Collected data entries

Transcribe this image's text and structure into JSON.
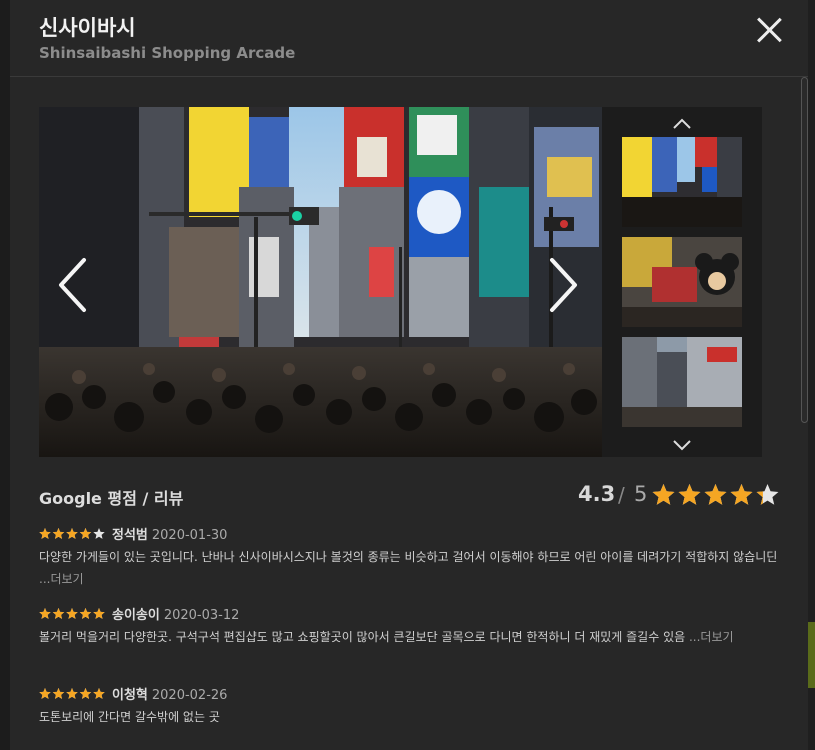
{
  "place": {
    "name_ko": "신사이바시",
    "name_en": "Shinsaibashi Shopping Arcade"
  },
  "icons": {
    "close": "close-icon",
    "prev": "chevron-left-icon",
    "next": "chevron-right-icon",
    "thumb_up": "chevron-up-icon",
    "thumb_down": "chevron-down-icon",
    "star": "star-icon"
  },
  "rating": {
    "title": "Google 평점 / 리뷰",
    "score": "4.3",
    "separator": "/",
    "max": "5",
    "value": 4.3
  },
  "reviews": [
    {
      "stars": 4,
      "author": "정석범",
      "date": "2020-01-30",
      "text": "다양한 가게들이 있는 곳입니다. 난바나 신사이바시스지나 볼것의 종류는 비슷하고 걸어서 이동해야 하므로 어린 아이를 데려가기 적합하지 않습니딘 ",
      "more": "...더보기"
    },
    {
      "stars": 5,
      "author": "송이송이",
      "date": "2020-03-12",
      "text": "볼거리 먹을거리 다양한곳. 구석구석 편집샵도 많고 쇼핑할곳이 많아서 큰길보단 골목으로 다니면 한적하니 더 재밌게 즐길수 있음 ",
      "more": "...더보기"
    },
    {
      "stars": 5,
      "author": "이청혁",
      "date": "2020-02-26",
      "text": "도톤보리에 간다면 갈수밖에 없는 곳",
      "more": ""
    }
  ],
  "colors": {
    "star": "#f5a623",
    "star_empty": "#e6e6e6",
    "modal_bg": "#272727"
  }
}
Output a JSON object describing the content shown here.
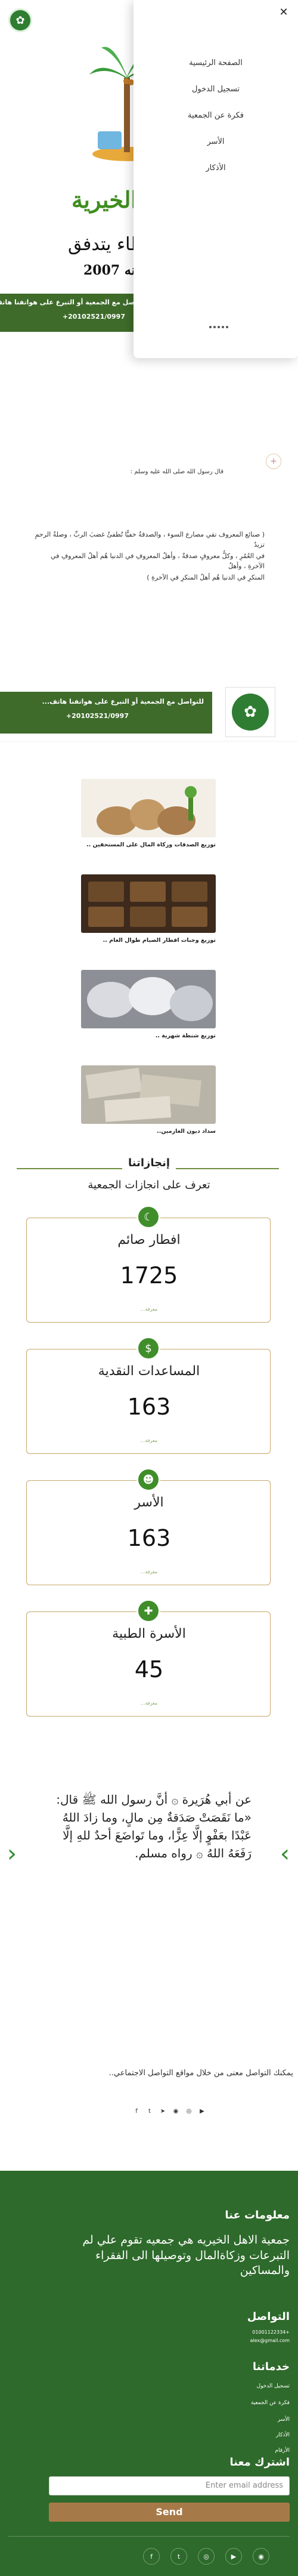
{
  "hero": {
    "name": "الخيرية",
    "line1": "عطاء يتدفق",
    "line2": "بسنه 2007",
    "bar_text": "للتواصل مع الجمعية أو التبرع على هواتفنا هاتف...",
    "bar_phone": "20102521/0997+"
  },
  "menu": {
    "items": [
      "الصفحة الرئيسية",
      "تسجيل الدخول",
      "فكرة عن الجمعية",
      "الأسر",
      "الأذكار"
    ],
    "close_icon": "close-icon"
  },
  "intro": {
    "hadith_ref": "قال رسول الله صلى الله عليه وسلم :",
    "p1": "( صنائع المعروف تقي مصارع السوء ، والصدقةُ خفيًّا تُطفئُ غضبَ الربِّ ، وصلةُ الرحمِ تزيدُ",
    "p2": "في العُمُرِ ، وكلُّ معروفٍ صدقةٌ ، وأهلُ المعروفِ في الدنيا هُم أهلُ المعروفِ في الآخرةِ ، وأهلُ",
    "p3": "المنكرِ في الدنيا هُم أهلُ المنكرِ في الآخرةِ )"
  },
  "section2": {
    "bar_text": "للتواصل مع الجمعية أو التبرع على هواتفنا هاتف...",
    "bar_phone": "20102521/0997+"
  },
  "gallery": [
    {
      "caption": "توزيع الصدقات وزكاة المال على المستحقين .."
    },
    {
      "caption": "توزيع وجبات افطار الصيام طوال العام .."
    },
    {
      "caption": "توزيع شنطة شهرية .."
    },
    {
      "caption": "سداد ديون الغارمين.."
    }
  ],
  "achievements": {
    "title": "إنجازاتنا",
    "subtitle": "تعرف على انجازات الجمعية",
    "cards": [
      {
        "label": "افطار صائم",
        "value": "1725",
        "more": "معرفة..."
      },
      {
        "label": "المساعدات النقدية",
        "value": "163",
        "more": "معرفة..."
      },
      {
        "label": "الأسر",
        "value": "163",
        "more": "معرفة..."
      },
      {
        "label": "الأسرة الطبية",
        "value": "45",
        "more": "معرفة..."
      }
    ]
  },
  "hadith": {
    "text": "عن أبي هُرَيرة ۞ أنَّ رسول الله ﷺ قال: «ما نَقَصَتْ صَدَقةٌ مِن مالٍ، وما زادَ اللهُ عَبْدًا بعَفْوٍ إلَّا عِزًّا، وما تَواضَعَ أحدٌ للهِ إلَّا رَفَعَهُ اللهُ ۞ رواه مسلم."
  },
  "social": {
    "text": "يمكنك التواصل معنى من خلال مواقع التواصل الاجتماعي..",
    "icons": [
      "facebook-icon",
      "twitter-icon",
      "telegram-icon",
      "github-icon",
      "instagram-icon",
      "youtube-icon"
    ]
  },
  "footer": {
    "about_title": "معلومات عنا",
    "about_text": "جمعية الاهل الخيريه هي جمعيه تقوم علي لم التبرعات وزكاةالمال وتوصيلها الى الفقراء والمساكين",
    "contact_title": "التواصل",
    "contact_phone": "+01001122334",
    "contact_email": "alex@gmail.com",
    "services_title": "خدماتنا",
    "services": [
      "تسجيل الدخول",
      "فكرة عن الجمعية",
      "الأسر",
      "الأذكار",
      "الأرقام"
    ],
    "subscribe_title": "اشترك معنا",
    "email_placeholder": "Enter email address",
    "send_label": "Send",
    "social_icons": [
      "facebook-icon",
      "twitter-icon",
      "instagram-icon",
      "youtube-icon",
      "github-icon"
    ]
  },
  "colors": {
    "brand_green": "#3e6b2a",
    "footer_green": "#2e6a2b",
    "accent_gold": "#c7a76b",
    "send_brown": "#a67a48"
  }
}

• _Set task_:
Copy every line above in which the string "التواصل" shows up.

• _Result_:
    "text": "يمكنك التواصل معنى من خلال مواقع التواصل الاجتماعي..",
    "contact_title": "التواصل",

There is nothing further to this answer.